WRITTEN INSTRUCTION:
Gather every line of the data that contains the string "sport", matching case exactly, and copy each one out.

GIVEN ENTRIES:
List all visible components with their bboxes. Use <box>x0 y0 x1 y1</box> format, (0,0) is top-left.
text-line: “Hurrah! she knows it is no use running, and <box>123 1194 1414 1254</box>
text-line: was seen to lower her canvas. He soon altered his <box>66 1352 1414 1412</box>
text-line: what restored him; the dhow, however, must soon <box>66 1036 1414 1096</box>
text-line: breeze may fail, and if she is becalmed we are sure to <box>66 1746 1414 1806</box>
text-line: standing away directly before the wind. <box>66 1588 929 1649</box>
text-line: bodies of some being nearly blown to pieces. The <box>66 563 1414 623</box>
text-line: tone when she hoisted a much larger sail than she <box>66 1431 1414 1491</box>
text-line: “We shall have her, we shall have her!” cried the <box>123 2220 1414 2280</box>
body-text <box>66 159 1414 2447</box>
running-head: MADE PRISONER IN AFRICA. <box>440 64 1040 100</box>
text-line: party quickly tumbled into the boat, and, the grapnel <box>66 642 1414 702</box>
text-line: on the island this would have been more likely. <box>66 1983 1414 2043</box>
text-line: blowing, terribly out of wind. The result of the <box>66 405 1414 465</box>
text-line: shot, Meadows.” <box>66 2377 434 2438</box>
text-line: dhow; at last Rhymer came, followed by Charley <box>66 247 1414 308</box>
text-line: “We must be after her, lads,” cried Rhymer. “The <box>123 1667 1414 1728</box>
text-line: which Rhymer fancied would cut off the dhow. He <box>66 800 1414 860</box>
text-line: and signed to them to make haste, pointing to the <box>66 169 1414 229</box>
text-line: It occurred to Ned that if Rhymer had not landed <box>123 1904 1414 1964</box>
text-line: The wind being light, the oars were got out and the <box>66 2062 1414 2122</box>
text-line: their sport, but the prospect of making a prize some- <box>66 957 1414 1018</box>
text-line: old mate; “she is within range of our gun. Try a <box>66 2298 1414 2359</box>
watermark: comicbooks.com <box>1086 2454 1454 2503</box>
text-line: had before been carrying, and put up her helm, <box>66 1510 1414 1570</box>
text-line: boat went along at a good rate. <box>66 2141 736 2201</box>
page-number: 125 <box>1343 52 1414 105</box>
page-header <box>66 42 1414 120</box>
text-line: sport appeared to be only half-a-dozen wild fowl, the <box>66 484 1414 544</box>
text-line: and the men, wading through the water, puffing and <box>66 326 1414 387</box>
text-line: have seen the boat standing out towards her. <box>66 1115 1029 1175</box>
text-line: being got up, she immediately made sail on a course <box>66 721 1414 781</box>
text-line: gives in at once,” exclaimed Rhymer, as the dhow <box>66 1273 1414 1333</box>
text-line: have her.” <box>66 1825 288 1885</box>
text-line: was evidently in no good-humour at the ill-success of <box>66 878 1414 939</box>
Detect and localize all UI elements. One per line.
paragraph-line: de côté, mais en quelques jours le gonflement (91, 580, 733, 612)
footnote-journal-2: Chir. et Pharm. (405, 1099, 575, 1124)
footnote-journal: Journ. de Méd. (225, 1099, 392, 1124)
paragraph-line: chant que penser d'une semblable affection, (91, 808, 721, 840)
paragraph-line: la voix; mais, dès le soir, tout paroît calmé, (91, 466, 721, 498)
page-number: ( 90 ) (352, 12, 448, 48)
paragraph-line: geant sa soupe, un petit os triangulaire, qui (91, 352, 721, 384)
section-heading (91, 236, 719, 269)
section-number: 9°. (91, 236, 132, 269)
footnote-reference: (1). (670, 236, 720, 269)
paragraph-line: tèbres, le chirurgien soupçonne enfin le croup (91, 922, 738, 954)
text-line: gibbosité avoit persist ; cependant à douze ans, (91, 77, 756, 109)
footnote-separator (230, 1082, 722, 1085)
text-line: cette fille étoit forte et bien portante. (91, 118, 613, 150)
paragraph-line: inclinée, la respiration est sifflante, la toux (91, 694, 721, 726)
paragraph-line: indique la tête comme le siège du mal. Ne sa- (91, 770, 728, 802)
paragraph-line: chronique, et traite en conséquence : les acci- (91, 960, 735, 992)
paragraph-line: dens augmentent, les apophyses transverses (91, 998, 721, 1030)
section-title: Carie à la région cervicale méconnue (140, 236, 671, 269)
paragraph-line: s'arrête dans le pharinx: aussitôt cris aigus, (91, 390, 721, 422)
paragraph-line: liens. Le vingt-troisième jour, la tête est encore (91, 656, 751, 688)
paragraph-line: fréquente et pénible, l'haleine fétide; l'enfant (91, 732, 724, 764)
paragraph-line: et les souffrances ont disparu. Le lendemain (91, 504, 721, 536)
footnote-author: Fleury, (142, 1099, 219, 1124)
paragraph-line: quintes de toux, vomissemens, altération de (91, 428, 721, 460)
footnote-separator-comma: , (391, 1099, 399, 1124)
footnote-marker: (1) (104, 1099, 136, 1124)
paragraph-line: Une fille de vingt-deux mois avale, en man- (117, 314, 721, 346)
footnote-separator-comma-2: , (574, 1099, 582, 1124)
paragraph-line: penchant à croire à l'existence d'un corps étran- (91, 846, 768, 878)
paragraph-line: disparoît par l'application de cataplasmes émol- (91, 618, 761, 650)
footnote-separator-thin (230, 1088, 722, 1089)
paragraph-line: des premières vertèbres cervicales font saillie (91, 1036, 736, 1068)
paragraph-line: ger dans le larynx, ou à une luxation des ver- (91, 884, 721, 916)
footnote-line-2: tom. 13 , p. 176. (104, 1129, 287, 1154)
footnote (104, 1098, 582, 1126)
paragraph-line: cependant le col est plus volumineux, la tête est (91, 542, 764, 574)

SOLUTION TO THIS TASK:
text-line: their sport, but the prospect of making a prize some- <box>66 957 1414 1018</box>
text-line: sport appeared to be only half-a-dozen wild fowl, the <box>66 484 1414 544</box>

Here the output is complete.